*WRITTEN PROBLEM*
In the entries below, count every line with the word "sequence". Return only the count.

-- Start --

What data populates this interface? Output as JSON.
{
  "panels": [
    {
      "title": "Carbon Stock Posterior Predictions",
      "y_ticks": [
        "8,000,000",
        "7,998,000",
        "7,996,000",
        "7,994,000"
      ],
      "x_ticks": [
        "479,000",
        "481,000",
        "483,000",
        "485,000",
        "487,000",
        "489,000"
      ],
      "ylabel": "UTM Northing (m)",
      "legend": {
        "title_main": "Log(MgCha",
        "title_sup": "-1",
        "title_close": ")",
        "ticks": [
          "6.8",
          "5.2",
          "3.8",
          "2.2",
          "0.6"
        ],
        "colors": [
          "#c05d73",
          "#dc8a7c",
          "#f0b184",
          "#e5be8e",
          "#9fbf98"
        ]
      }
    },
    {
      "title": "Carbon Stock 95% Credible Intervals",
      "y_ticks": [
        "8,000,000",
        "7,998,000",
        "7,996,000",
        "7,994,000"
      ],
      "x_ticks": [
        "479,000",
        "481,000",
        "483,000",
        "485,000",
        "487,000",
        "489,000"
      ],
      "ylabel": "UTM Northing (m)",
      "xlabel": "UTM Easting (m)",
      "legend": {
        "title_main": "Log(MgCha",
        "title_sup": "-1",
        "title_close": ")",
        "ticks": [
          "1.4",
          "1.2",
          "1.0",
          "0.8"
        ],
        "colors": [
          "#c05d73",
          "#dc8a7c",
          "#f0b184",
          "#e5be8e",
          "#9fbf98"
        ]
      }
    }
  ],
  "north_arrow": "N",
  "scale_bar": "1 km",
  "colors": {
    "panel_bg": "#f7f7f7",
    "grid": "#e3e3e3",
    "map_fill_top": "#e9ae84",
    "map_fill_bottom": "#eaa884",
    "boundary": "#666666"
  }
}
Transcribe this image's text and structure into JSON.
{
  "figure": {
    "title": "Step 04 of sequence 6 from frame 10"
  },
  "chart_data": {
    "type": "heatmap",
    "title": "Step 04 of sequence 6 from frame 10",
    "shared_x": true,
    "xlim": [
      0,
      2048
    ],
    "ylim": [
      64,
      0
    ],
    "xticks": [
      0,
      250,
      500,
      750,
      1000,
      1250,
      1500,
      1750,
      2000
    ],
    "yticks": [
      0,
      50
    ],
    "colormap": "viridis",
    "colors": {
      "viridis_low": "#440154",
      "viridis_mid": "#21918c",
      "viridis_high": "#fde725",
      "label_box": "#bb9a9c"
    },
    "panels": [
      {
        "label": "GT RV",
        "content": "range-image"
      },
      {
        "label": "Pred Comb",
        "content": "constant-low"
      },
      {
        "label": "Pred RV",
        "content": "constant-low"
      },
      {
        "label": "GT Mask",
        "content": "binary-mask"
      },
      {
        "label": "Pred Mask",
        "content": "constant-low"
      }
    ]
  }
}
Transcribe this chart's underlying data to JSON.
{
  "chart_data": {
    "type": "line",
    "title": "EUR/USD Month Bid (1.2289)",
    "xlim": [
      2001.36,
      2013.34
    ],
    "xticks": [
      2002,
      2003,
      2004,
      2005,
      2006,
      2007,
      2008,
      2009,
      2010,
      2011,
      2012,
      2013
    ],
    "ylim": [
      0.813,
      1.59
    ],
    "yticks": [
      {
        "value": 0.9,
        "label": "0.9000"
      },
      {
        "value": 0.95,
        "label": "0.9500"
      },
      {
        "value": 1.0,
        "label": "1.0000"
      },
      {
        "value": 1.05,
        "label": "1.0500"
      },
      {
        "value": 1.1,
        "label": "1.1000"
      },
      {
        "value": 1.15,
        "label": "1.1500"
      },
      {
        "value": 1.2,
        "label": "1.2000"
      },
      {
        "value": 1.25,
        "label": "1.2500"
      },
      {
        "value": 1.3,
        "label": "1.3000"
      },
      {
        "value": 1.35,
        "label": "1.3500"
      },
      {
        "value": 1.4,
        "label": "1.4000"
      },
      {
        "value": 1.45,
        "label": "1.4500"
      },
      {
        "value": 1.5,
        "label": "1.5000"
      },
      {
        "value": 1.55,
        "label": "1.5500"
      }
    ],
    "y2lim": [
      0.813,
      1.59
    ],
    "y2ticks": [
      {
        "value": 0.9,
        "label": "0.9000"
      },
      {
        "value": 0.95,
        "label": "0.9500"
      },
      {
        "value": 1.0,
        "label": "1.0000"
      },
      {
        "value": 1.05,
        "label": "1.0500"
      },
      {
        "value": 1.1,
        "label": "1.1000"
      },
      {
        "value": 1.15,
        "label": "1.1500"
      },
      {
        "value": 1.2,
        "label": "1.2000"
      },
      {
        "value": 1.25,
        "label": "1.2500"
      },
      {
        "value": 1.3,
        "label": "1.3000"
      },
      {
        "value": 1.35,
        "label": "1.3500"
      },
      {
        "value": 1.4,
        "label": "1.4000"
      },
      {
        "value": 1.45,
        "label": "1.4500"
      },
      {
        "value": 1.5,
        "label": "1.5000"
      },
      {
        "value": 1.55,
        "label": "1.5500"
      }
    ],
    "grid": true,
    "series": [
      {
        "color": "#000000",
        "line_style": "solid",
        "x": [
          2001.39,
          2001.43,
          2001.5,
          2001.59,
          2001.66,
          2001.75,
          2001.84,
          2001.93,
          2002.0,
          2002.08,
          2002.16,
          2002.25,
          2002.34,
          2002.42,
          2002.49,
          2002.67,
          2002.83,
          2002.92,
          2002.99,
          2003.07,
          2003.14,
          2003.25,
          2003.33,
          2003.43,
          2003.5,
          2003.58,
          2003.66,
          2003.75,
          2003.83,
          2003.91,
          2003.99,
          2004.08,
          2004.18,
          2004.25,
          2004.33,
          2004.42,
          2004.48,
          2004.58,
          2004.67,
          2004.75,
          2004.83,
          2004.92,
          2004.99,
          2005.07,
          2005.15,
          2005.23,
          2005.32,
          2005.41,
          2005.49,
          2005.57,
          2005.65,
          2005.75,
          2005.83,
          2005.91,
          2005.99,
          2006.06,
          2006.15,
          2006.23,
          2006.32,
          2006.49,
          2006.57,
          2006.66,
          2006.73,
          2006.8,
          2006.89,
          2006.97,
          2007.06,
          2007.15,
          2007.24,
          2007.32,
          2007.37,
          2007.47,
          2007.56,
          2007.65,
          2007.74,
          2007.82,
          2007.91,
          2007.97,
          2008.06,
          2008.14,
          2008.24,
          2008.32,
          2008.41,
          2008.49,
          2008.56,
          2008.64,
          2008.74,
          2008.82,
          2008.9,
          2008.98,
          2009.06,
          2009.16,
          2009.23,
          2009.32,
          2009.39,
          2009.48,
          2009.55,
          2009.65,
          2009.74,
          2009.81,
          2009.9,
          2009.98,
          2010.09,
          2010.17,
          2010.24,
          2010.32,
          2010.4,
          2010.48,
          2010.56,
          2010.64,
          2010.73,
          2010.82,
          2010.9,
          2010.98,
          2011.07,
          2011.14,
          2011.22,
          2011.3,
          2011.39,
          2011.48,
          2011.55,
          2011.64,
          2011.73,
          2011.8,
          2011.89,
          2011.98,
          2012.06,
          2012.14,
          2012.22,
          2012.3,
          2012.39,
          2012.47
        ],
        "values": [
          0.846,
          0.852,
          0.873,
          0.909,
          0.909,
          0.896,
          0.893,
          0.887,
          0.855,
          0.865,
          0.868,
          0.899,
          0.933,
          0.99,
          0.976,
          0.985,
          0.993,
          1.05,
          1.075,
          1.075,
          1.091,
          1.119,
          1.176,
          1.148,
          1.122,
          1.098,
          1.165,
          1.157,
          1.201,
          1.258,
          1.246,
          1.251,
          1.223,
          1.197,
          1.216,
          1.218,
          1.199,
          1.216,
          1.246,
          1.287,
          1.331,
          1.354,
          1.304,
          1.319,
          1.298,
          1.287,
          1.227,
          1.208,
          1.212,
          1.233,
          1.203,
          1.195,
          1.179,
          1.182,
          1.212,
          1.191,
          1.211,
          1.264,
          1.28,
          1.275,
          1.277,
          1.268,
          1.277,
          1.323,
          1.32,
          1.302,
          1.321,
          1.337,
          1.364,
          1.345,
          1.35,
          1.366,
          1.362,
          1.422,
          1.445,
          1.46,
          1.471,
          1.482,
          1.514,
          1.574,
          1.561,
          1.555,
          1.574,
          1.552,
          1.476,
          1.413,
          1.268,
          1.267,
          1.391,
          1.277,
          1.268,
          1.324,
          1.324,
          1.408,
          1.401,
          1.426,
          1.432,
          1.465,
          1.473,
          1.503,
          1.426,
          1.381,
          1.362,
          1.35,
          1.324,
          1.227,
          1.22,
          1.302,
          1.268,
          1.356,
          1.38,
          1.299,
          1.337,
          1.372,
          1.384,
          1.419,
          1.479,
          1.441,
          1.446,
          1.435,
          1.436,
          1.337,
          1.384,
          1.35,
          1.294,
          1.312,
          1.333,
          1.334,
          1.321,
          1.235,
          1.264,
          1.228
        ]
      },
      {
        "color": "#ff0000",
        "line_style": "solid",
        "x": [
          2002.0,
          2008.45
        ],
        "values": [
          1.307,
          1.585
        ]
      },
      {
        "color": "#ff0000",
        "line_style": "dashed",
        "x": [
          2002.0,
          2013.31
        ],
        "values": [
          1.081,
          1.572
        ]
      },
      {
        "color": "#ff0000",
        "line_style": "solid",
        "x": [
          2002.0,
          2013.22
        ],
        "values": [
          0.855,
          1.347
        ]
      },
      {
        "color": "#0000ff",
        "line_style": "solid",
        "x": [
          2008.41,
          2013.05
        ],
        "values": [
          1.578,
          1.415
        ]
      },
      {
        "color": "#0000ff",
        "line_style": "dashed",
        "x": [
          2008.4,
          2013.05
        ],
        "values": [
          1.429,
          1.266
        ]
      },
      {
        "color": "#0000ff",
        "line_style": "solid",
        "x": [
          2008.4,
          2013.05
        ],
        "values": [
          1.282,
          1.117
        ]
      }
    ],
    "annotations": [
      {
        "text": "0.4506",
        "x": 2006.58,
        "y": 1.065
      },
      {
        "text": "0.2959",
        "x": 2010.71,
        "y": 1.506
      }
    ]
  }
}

-- End --

*ANSWER TO THE EXERCISE*
2